TO DO.
Wherever the word "background" turns up in a line of the entries, copy that line.

ENTRIES SUPPLIED.
···

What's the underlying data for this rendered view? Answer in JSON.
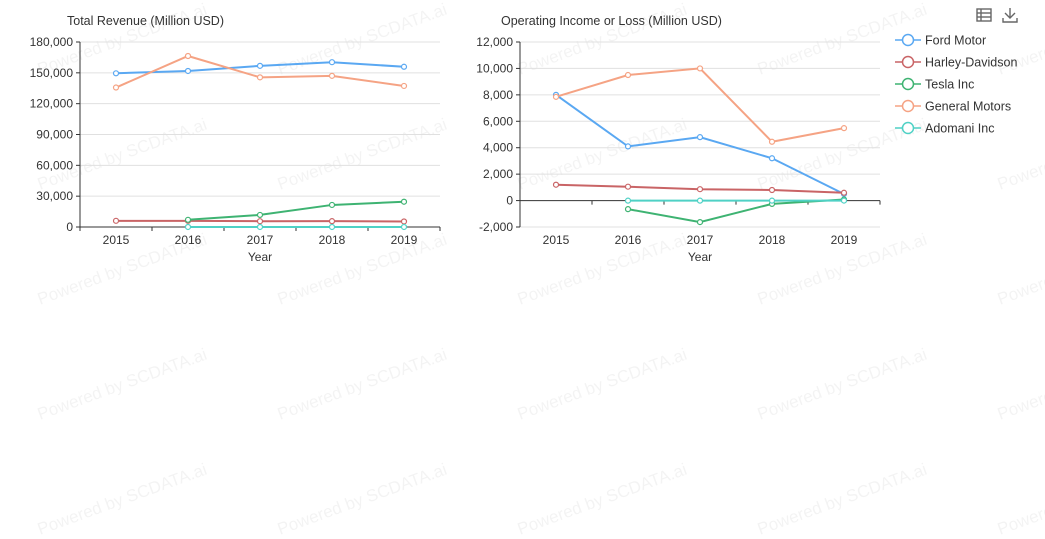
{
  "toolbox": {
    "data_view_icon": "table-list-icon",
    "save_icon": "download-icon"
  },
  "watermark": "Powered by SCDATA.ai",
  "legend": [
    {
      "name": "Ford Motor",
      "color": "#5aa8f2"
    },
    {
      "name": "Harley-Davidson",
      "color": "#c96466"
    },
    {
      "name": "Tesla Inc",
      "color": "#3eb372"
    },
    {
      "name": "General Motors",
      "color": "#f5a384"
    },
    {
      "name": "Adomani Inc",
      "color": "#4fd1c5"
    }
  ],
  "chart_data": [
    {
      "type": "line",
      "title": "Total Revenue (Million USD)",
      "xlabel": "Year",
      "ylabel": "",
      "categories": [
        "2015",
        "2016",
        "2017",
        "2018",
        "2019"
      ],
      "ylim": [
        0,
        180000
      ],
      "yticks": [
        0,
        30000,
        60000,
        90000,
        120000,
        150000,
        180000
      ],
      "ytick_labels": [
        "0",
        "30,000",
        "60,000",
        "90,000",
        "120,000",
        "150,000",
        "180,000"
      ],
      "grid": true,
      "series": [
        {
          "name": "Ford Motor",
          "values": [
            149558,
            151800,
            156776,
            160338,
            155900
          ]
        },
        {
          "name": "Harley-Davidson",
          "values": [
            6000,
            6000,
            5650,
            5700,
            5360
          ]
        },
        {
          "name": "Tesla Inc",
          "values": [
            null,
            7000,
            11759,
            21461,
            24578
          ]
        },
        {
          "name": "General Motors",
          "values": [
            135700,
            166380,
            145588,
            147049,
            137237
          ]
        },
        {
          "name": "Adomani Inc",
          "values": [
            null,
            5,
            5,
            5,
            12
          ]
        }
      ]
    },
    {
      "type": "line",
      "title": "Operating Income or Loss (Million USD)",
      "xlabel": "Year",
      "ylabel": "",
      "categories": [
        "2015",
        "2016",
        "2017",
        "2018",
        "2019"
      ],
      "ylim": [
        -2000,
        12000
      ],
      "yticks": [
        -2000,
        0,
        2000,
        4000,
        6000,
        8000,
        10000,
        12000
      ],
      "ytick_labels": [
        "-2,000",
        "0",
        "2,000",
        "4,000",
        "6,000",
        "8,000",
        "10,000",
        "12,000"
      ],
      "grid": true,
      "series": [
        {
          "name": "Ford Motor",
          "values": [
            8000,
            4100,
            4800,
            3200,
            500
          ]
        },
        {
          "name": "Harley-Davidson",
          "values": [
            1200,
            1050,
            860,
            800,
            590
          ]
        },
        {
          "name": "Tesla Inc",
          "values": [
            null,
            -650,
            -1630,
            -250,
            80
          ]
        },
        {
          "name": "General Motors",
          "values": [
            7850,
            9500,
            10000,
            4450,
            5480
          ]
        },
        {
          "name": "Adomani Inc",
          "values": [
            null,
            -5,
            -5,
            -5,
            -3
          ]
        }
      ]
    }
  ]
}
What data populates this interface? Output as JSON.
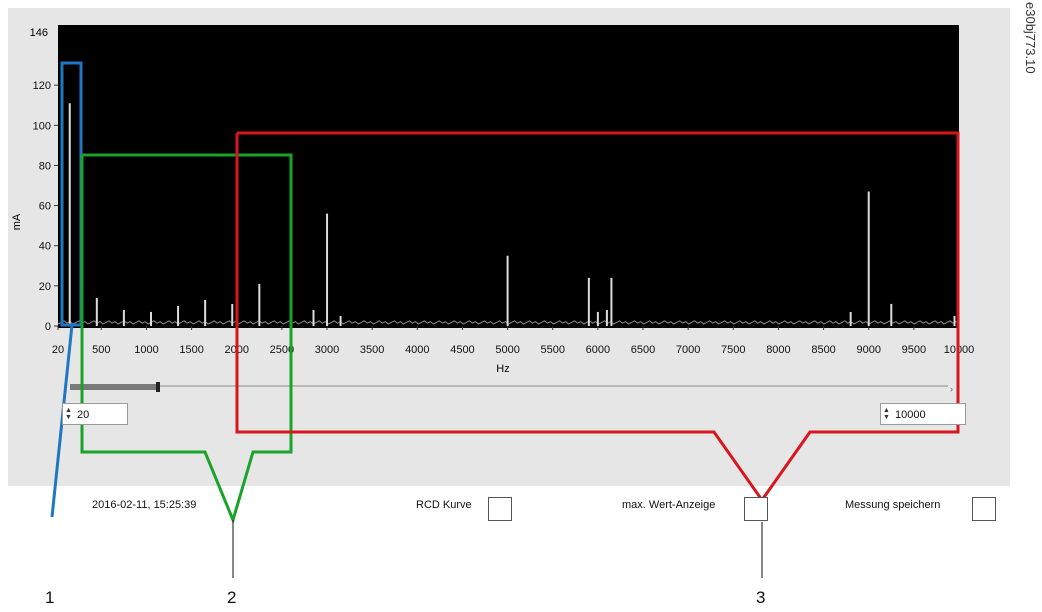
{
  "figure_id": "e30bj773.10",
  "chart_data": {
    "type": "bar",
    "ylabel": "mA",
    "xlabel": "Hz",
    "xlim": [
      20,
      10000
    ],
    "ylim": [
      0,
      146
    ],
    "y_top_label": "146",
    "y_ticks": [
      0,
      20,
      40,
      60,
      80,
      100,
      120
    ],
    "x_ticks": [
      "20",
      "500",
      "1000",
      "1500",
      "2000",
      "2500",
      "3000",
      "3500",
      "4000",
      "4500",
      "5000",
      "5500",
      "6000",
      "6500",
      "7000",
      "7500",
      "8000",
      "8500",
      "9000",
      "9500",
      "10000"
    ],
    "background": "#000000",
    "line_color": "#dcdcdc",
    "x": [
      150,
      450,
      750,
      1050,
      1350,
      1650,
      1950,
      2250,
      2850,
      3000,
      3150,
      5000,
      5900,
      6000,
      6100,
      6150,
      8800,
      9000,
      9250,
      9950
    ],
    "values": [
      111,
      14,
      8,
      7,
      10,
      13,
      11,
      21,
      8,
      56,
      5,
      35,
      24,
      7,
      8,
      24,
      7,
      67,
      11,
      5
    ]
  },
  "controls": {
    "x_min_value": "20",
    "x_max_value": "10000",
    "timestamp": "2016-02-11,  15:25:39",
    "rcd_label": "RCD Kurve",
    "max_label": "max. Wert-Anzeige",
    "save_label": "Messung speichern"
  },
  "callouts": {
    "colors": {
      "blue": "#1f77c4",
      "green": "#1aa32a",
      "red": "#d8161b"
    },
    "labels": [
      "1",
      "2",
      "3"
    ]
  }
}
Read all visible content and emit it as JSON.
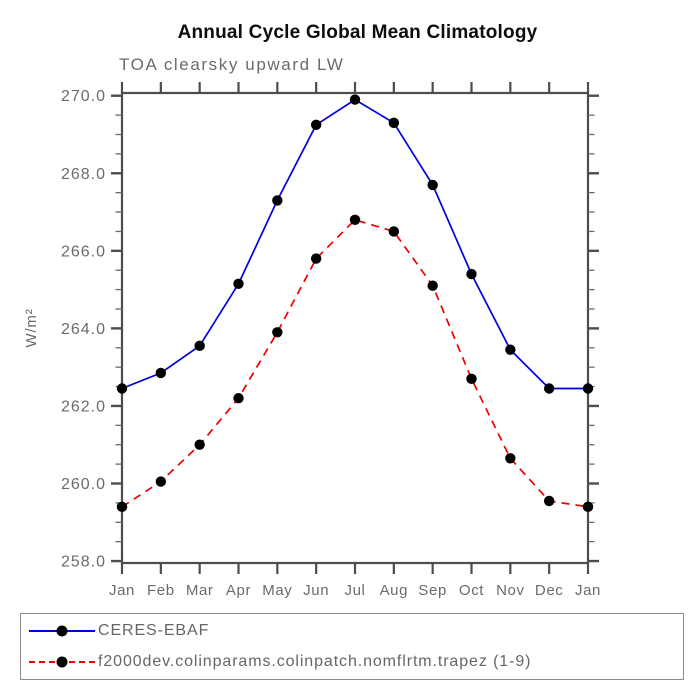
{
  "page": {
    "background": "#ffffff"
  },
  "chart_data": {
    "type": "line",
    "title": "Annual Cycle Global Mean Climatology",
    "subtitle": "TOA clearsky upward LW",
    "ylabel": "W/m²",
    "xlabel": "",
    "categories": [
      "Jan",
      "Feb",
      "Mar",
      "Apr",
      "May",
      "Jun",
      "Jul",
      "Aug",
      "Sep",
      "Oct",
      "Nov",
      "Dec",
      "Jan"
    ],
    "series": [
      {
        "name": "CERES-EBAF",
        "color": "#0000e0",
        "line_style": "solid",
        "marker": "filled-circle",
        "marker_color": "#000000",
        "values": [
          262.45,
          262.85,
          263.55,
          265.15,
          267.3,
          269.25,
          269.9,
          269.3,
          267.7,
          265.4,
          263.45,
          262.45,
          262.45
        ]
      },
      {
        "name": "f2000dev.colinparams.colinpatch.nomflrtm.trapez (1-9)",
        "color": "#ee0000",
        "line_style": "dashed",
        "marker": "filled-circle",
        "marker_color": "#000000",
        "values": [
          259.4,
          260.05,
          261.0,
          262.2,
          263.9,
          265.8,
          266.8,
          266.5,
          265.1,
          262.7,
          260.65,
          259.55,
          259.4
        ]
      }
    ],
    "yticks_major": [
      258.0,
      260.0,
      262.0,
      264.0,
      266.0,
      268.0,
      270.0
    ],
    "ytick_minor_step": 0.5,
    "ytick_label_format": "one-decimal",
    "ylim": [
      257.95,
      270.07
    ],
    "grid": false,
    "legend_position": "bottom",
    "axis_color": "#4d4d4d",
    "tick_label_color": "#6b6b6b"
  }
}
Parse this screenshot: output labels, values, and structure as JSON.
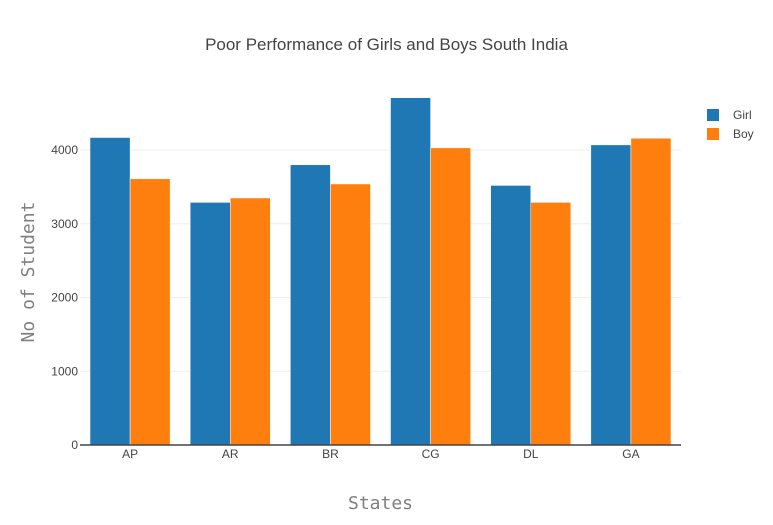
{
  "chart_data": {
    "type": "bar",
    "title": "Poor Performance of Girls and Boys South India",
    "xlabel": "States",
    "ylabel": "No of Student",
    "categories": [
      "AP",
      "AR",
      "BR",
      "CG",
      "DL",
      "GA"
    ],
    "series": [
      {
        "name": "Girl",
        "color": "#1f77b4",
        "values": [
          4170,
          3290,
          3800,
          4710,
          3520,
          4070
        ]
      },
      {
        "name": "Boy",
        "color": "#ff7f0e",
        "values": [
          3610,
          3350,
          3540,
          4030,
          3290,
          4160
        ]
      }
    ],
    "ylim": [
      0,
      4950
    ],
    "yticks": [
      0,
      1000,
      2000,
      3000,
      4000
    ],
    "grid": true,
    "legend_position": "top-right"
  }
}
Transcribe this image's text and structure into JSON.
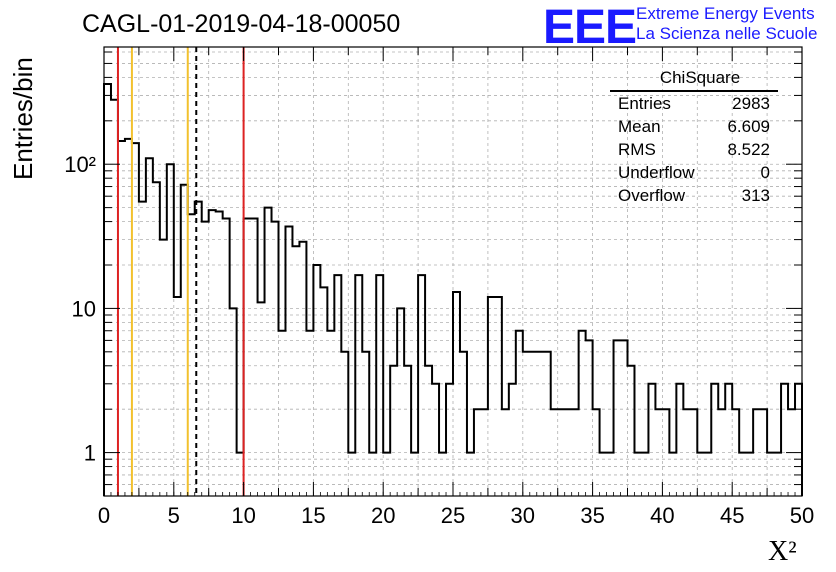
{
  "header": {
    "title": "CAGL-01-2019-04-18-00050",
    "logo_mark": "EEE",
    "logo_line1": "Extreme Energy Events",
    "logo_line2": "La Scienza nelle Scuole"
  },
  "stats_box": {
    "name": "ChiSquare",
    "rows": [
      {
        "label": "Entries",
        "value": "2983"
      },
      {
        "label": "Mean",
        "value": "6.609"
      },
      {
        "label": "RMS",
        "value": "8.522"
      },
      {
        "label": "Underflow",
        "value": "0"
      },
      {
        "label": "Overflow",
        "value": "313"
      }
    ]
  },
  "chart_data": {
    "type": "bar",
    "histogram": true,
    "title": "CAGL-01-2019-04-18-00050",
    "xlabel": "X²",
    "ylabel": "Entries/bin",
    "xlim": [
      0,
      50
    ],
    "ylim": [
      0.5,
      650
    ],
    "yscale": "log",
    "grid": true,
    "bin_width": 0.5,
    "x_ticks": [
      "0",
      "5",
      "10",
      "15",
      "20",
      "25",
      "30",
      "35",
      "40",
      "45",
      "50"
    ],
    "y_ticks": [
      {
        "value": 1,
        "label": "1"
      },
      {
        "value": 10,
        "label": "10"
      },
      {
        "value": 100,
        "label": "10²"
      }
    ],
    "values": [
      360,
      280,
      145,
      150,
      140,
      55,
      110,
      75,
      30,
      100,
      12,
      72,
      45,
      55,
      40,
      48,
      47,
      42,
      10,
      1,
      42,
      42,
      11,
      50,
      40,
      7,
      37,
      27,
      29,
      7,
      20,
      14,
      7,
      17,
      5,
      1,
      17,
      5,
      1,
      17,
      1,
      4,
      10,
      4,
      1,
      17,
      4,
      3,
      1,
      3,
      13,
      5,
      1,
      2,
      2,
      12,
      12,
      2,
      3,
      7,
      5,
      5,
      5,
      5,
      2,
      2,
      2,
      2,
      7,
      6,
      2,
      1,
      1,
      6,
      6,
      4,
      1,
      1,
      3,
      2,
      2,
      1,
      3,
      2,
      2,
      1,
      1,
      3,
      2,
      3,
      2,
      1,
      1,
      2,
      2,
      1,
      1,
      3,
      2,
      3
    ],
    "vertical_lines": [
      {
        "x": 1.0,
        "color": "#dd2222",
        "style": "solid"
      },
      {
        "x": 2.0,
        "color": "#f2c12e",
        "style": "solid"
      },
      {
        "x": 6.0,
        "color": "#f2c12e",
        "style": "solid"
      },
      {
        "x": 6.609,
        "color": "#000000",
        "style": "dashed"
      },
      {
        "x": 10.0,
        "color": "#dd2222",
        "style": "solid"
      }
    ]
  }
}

···

THE COMPLETED TASK.
    "background": "#000000",
    "background": "#ffffff"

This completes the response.